- Materials provided -

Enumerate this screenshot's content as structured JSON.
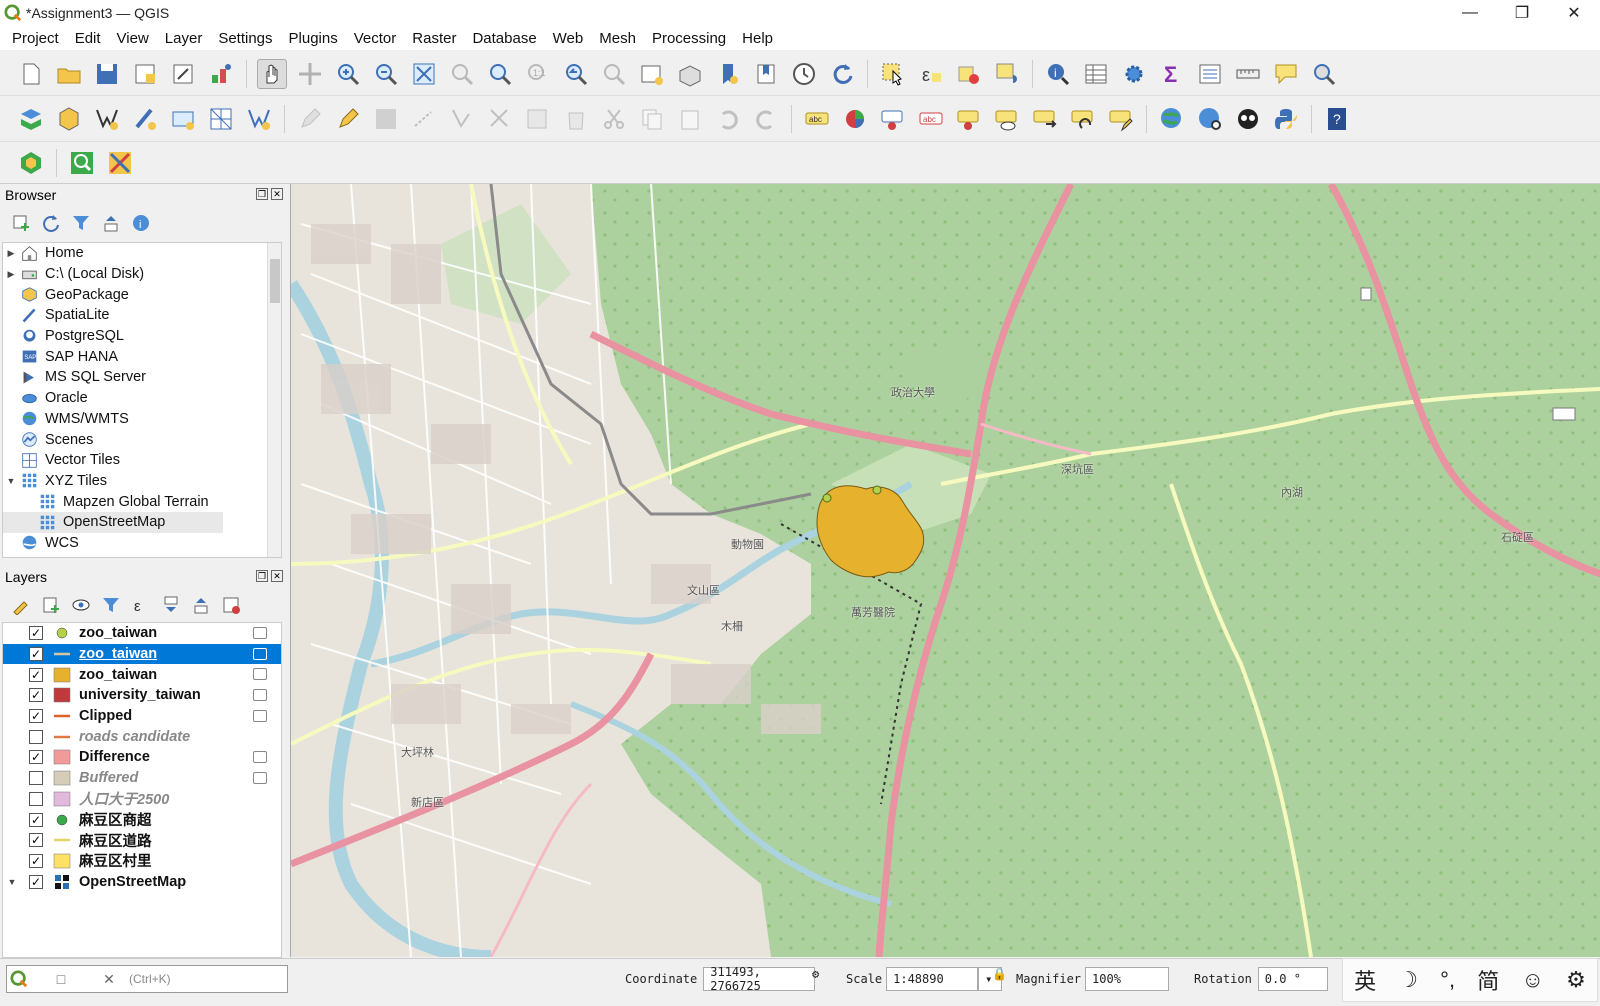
{
  "window": {
    "title": "*Assignment3 — QGIS",
    "minimize_icon": "minimize-icon",
    "maximize_icon": "maximize-icon",
    "close_icon": "close-icon"
  },
  "menu": [
    "Project",
    "Edit",
    "View",
    "Layer",
    "Settings",
    "Plugins",
    "Vector",
    "Raster",
    "Database",
    "Web",
    "Mesh",
    "Processing",
    "Help"
  ],
  "browser": {
    "title": "Browser",
    "items": [
      {
        "label": "Home",
        "icon": "home-icon",
        "expandable": true
      },
      {
        "label": "C:\\ (Local Disk)",
        "icon": "drive-icon",
        "expandable": true
      },
      {
        "label": "GeoPackage",
        "icon": "geopackage-icon",
        "expandable": false
      },
      {
        "label": "SpatiaLite",
        "icon": "spatialite-icon",
        "expandable": false
      },
      {
        "label": "PostgreSQL",
        "icon": "postgresql-icon",
        "expandable": false
      },
      {
        "label": "SAP HANA",
        "icon": "sap-hana-icon",
        "expandable": false
      },
      {
        "label": "MS SQL Server",
        "icon": "mssql-icon",
        "expandable": false
      },
      {
        "label": "Oracle",
        "icon": "oracle-icon",
        "expandable": false
      },
      {
        "label": "WMS/WMTS",
        "icon": "wms-icon",
        "expandable": false
      },
      {
        "label": "Scenes",
        "icon": "scenes-icon",
        "expandable": false
      },
      {
        "label": "Vector Tiles",
        "icon": "vector-tiles-icon",
        "expandable": false
      },
      {
        "label": "XYZ Tiles",
        "icon": "xyz-tiles-icon",
        "expandable": true,
        "expanded": true
      },
      {
        "label": "Mapzen Global Terrain",
        "icon": "xyz-tile-icon",
        "child": true
      },
      {
        "label": "OpenStreetMap",
        "icon": "xyz-tile-icon",
        "child": true,
        "selected": true
      },
      {
        "label": "WCS",
        "icon": "wcs-icon",
        "expandable": false
      }
    ]
  },
  "layers": {
    "title": "Layers",
    "items": [
      {
        "label": "zoo_taiwan",
        "checked": true,
        "symbol": "point",
        "color": "#b5d14a",
        "editable": true
      },
      {
        "label": "zoo_taiwan",
        "checked": true,
        "symbol": "line",
        "color": "#d8c6a0",
        "editable": true,
        "selected": true
      },
      {
        "label": "zoo_taiwan",
        "checked": true,
        "symbol": "fill",
        "color": "#e6b22e",
        "editable": true
      },
      {
        "label": "university_taiwan",
        "checked": true,
        "symbol": "fill",
        "color": "#c0393b",
        "editable": true
      },
      {
        "label": "Clipped",
        "checked": true,
        "symbol": "line",
        "color": "#e0602a",
        "editable": true
      },
      {
        "label": "roads candidate",
        "checked": false,
        "symbol": "line",
        "color": "#e07a40",
        "editable": false
      },
      {
        "label": "Difference",
        "checked": true,
        "symbol": "fill",
        "color": "#f29a9a",
        "editable": true
      },
      {
        "label": "Buffered",
        "checked": false,
        "symbol": "fill",
        "color": "#d6cdb8",
        "editable": true
      },
      {
        "label": "人口大于2500",
        "checked": false,
        "symbol": "fill",
        "color": "#e2b8dc",
        "editable": false
      },
      {
        "label": "麻豆区商超",
        "checked": true,
        "symbol": "point",
        "color": "#3ca94a",
        "editable": false
      },
      {
        "label": "麻豆区道路",
        "checked": true,
        "symbol": "line",
        "color": "#e3d46a",
        "editable": false
      },
      {
        "label": "麻豆区村里",
        "checked": true,
        "symbol": "fill",
        "color": "#ffe066",
        "editable": false
      },
      {
        "label": "OpenStreetMap",
        "checked": true,
        "symbol": "raster",
        "color": "#2a6fb0",
        "editable": false,
        "expandable": true
      }
    ]
  },
  "map": {
    "labels": [
      "文山區",
      "木柵",
      "新店區",
      "深坑區",
      "大坪林",
      "內湖",
      "石碇區",
      "動物園",
      "萬芳醫院",
      "政治大學"
    ],
    "zoo_polygon_color": "#e6b22e"
  },
  "locator": {
    "hint": "(Ctrl+K)"
  },
  "status": {
    "coordinate_label": "Coordinate",
    "coordinate_value": "311493,  2766725",
    "scale_label": "Scale",
    "scale_value": "1:48890",
    "magnifier_label": "Magnifier",
    "magnifier_value": "100%",
    "rotation_label": "Rotation",
    "rotation_value": "0.0 °"
  },
  "ime": [
    "英",
    "☽",
    "°,",
    "简",
    "☺",
    "⚙"
  ]
}
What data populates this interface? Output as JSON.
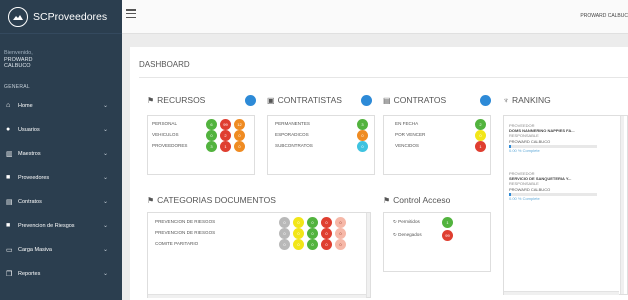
{
  "app": {
    "brand": "SCProveedores"
  },
  "user": {
    "welcome_label": "Bienvenido,",
    "name": "PROWARD CALBUCO",
    "top_name": "PROWARD CALBUC"
  },
  "sidebar": {
    "section": "GENERAL",
    "items": [
      {
        "label": "Home",
        "icon": "home-icon"
      },
      {
        "label": "Usuarios",
        "icon": "users-icon"
      },
      {
        "label": "Maestros",
        "icon": "chart-icon"
      },
      {
        "label": "Proveedores",
        "icon": "truck-icon"
      },
      {
        "label": "Contratos",
        "icon": "document-icon"
      },
      {
        "label": "Prevencion de Riesgos",
        "icon": "truck-icon"
      },
      {
        "label": "Carga Masiva",
        "icon": "desktop-icon"
      },
      {
        "label": "Reportes",
        "icon": "copy-icon"
      }
    ]
  },
  "dashboard": {
    "title": "DASHBOARD",
    "recursos": {
      "title": "RECURSOS",
      "badge": "",
      "rows": [
        {
          "label": "PERSONAL",
          "dots": [
            {
              "color": "green",
              "value": "6"
            },
            {
              "color": "red",
              "value": "99"
            },
            {
              "color": "orange",
              "value": "12"
            }
          ]
        },
        {
          "label": "VEHICULOS",
          "dots": [
            {
              "color": "green",
              "value": "0"
            },
            {
              "color": "red",
              "value": "2"
            },
            {
              "color": "orange",
              "value": "0"
            }
          ]
        },
        {
          "label": "PROVEEDORES",
          "dots": [
            {
              "color": "green",
              "value": "3"
            },
            {
              "color": "red",
              "value": "1"
            },
            {
              "color": "orange",
              "value": "0"
            }
          ]
        }
      ]
    },
    "contratistas": {
      "title": "CONTRATISTAS",
      "rows": [
        {
          "label": "PERMANENTES",
          "color": "green",
          "value": "3"
        },
        {
          "label": "ESPORADICOS",
          "color": "orange",
          "value": "0"
        },
        {
          "label": "SUBCONTRATOS",
          "color": "blue",
          "value": "0"
        }
      ]
    },
    "contratos": {
      "title": "CONTRATOS",
      "rows": [
        {
          "label": "EN FECHA",
          "color": "green",
          "value": "2"
        },
        {
          "label": "POR VENCER",
          "color": "yellow",
          "value": "0"
        },
        {
          "label": "VENCIDOS",
          "color": "red",
          "value": "1"
        }
      ]
    },
    "ranking": {
      "title": "RANKING",
      "items": [
        {
          "prov_label": "PROVEEDOR",
          "prov_name": "DOMS NANNERINO NAPPIES FA...",
          "resp_label": "RESPONSABLE",
          "resp_name": "PROWARD CALBUCO",
          "progress": 0.02,
          "pct_text": "0.00 % Complete"
        },
        {
          "prov_label": "PROVEEDOR",
          "prov_name": "SERVICIO DE SANQUETERIA Y...",
          "resp_label": "RESPONSABLE",
          "resp_name": "PROWARD CALBUCO",
          "progress": 0.02,
          "pct_text": "0.00 % Complete"
        }
      ]
    },
    "categorias": {
      "title": "CATEGORIAS DOCUMENTOS",
      "rows": [
        {
          "label": "PREVENCION DE RIESGOS",
          "dots": [
            {
              "color": "grey",
              "value": "0"
            },
            {
              "color": "yellow",
              "value": "0"
            },
            {
              "color": "green",
              "value": "0"
            },
            {
              "color": "red",
              "value": "0"
            },
            {
              "color": "pink",
              "value": "0"
            }
          ]
        },
        {
          "label": "PREVENCION DE RIESGOS",
          "dots": [
            {
              "color": "grey",
              "value": "0"
            },
            {
              "color": "yellow",
              "value": "0"
            },
            {
              "color": "green",
              "value": "0"
            },
            {
              "color": "red",
              "value": "0"
            },
            {
              "color": "pink",
              "value": "0"
            }
          ]
        },
        {
          "label": "COMITE PARITARIO",
          "dots": [
            {
              "color": "grey",
              "value": "0"
            },
            {
              "color": "yellow",
              "value": "0"
            },
            {
              "color": "green",
              "value": "0"
            },
            {
              "color": "red",
              "value": "0"
            },
            {
              "color": "pink",
              "value": "0"
            }
          ]
        }
      ]
    },
    "acceso": {
      "title": "Control Acceso",
      "rows": [
        {
          "label": "Permitidos",
          "icon": "refresh-icon",
          "color": "green",
          "value": "1"
        },
        {
          "label": "Denegados",
          "icon": "refresh-icon",
          "color": "red",
          "value": "99"
        }
      ]
    }
  }
}
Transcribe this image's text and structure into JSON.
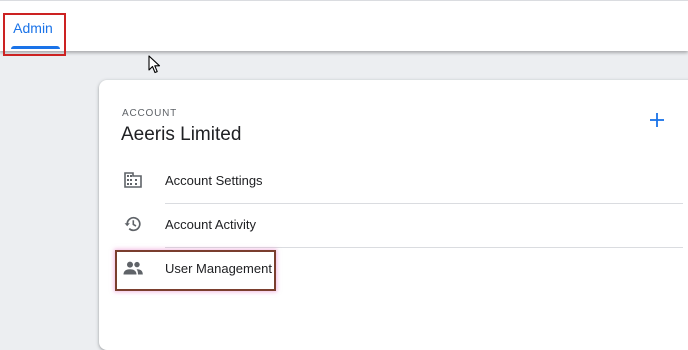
{
  "tabs": {
    "admin_label": "Admin"
  },
  "account": {
    "section_label": "ACCOUNT",
    "name": "Aeeris Limited",
    "add_label": "+",
    "menu": [
      {
        "label": "Account Settings",
        "icon": "building-icon"
      },
      {
        "label": "Account Activity",
        "icon": "history-icon"
      },
      {
        "label": "User Management",
        "icon": "people-icon"
      }
    ]
  },
  "colors": {
    "accent": "#1a73e8",
    "annotation_red": "#cc2222",
    "annotation_brown": "#7a3e2e"
  }
}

- Short exercise -
Begin with the line containing "Transcribe this image's" and end with the final line of the data, printing those lines exactly and only; pictures are left out.

- Task solution -
Transcribe this image's text and structure into JSON.
{
  "tabs": {
    "admin_label": "Admin"
  },
  "account": {
    "section_label": "ACCOUNT",
    "name": "Aeeris Limited",
    "add_label": "+",
    "menu": [
      {
        "label": "Account Settings",
        "icon": "building-icon"
      },
      {
        "label": "Account Activity",
        "icon": "history-icon"
      },
      {
        "label": "User Management",
        "icon": "people-icon"
      }
    ]
  },
  "colors": {
    "accent": "#1a73e8",
    "annotation_red": "#cc2222",
    "annotation_brown": "#7a3e2e"
  }
}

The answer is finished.